● **What you are asked to do**
In the entries below, count every line containing "this". Reply with the number alone.

● **Record list**
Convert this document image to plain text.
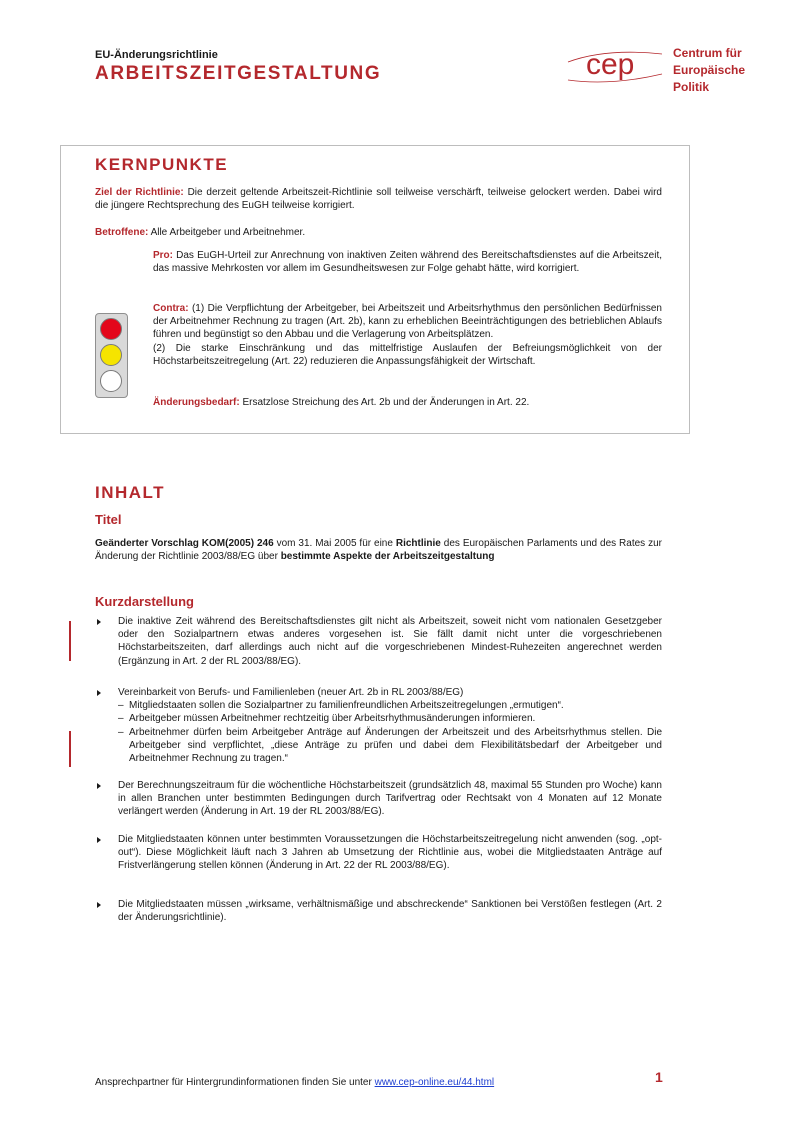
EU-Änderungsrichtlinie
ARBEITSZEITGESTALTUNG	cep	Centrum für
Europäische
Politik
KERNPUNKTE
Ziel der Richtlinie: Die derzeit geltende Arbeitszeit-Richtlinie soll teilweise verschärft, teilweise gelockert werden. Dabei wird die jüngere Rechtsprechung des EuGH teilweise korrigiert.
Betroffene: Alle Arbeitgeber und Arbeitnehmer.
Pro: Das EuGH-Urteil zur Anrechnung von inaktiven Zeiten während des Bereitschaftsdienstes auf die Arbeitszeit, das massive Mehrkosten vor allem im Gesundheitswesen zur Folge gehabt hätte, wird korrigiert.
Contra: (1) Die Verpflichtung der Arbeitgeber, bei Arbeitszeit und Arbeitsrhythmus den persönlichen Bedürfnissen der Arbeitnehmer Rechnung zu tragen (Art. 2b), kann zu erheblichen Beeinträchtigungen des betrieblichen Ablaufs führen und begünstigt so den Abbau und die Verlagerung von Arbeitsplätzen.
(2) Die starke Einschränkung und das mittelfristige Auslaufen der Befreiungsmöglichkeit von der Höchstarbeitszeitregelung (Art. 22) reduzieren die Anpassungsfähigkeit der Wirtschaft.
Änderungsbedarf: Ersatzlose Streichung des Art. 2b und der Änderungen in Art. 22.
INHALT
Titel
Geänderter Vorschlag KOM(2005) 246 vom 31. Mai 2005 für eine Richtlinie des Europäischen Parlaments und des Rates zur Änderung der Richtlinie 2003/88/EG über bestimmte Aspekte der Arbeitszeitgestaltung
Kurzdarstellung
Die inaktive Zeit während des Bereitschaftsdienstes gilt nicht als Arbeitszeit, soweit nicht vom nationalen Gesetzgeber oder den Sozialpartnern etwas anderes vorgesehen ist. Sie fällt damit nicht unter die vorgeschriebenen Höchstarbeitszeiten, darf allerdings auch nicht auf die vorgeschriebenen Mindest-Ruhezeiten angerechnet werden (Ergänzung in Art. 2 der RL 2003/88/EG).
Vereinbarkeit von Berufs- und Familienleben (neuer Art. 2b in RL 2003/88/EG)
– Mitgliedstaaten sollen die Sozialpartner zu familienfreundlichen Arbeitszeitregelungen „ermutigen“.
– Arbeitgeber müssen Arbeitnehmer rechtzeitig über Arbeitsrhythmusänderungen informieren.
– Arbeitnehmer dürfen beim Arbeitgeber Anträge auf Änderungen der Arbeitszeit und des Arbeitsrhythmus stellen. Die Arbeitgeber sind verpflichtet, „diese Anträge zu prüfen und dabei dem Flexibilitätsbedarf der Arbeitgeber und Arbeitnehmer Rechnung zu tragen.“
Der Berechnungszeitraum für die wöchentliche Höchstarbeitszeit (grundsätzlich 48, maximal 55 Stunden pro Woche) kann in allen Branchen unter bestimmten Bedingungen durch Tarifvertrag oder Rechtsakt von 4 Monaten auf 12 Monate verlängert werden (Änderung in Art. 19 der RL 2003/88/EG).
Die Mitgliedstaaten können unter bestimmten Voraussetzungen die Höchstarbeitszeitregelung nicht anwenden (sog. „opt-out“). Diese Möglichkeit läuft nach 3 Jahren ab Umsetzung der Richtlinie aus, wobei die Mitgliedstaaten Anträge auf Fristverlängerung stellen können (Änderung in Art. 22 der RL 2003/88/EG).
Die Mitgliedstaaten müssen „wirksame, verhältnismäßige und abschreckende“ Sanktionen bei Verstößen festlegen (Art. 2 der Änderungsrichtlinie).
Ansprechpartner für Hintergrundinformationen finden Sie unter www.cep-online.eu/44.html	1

...

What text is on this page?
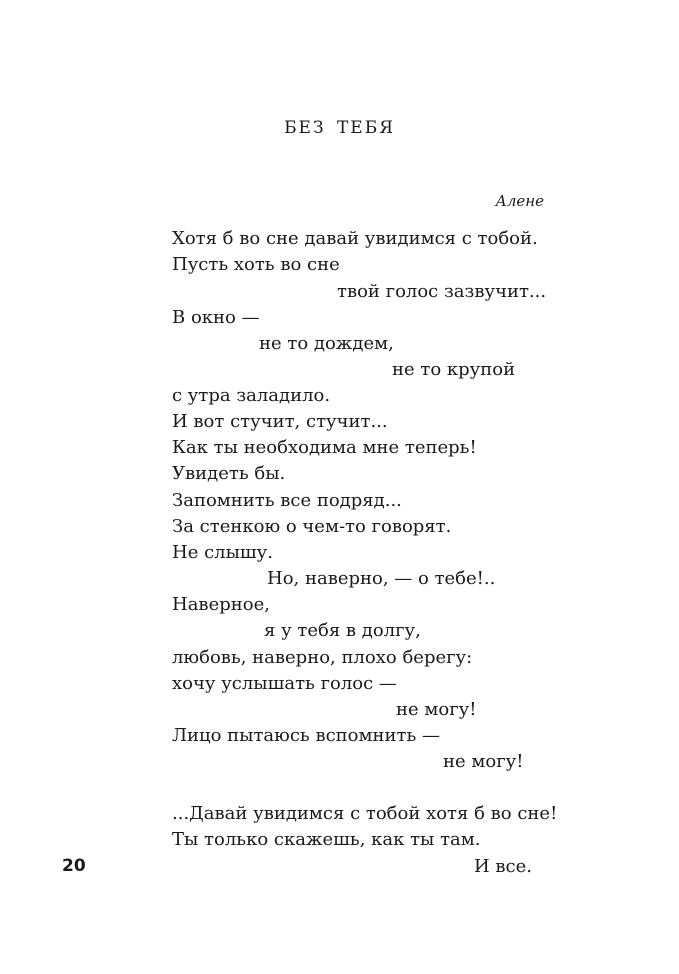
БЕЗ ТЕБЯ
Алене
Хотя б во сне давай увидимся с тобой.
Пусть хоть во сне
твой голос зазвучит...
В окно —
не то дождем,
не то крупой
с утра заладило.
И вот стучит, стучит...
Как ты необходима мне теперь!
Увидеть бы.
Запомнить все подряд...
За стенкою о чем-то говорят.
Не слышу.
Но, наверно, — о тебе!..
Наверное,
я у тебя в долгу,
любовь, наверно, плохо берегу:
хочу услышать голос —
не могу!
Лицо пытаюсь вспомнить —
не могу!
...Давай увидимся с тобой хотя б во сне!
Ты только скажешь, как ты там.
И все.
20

---

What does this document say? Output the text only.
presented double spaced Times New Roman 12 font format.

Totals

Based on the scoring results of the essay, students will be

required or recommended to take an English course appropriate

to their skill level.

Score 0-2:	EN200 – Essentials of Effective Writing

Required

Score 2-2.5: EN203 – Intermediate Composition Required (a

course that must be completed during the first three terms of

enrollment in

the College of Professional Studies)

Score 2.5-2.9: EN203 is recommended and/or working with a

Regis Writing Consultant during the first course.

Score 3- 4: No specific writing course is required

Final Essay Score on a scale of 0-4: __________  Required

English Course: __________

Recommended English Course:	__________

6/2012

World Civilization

● **Solved problem**
3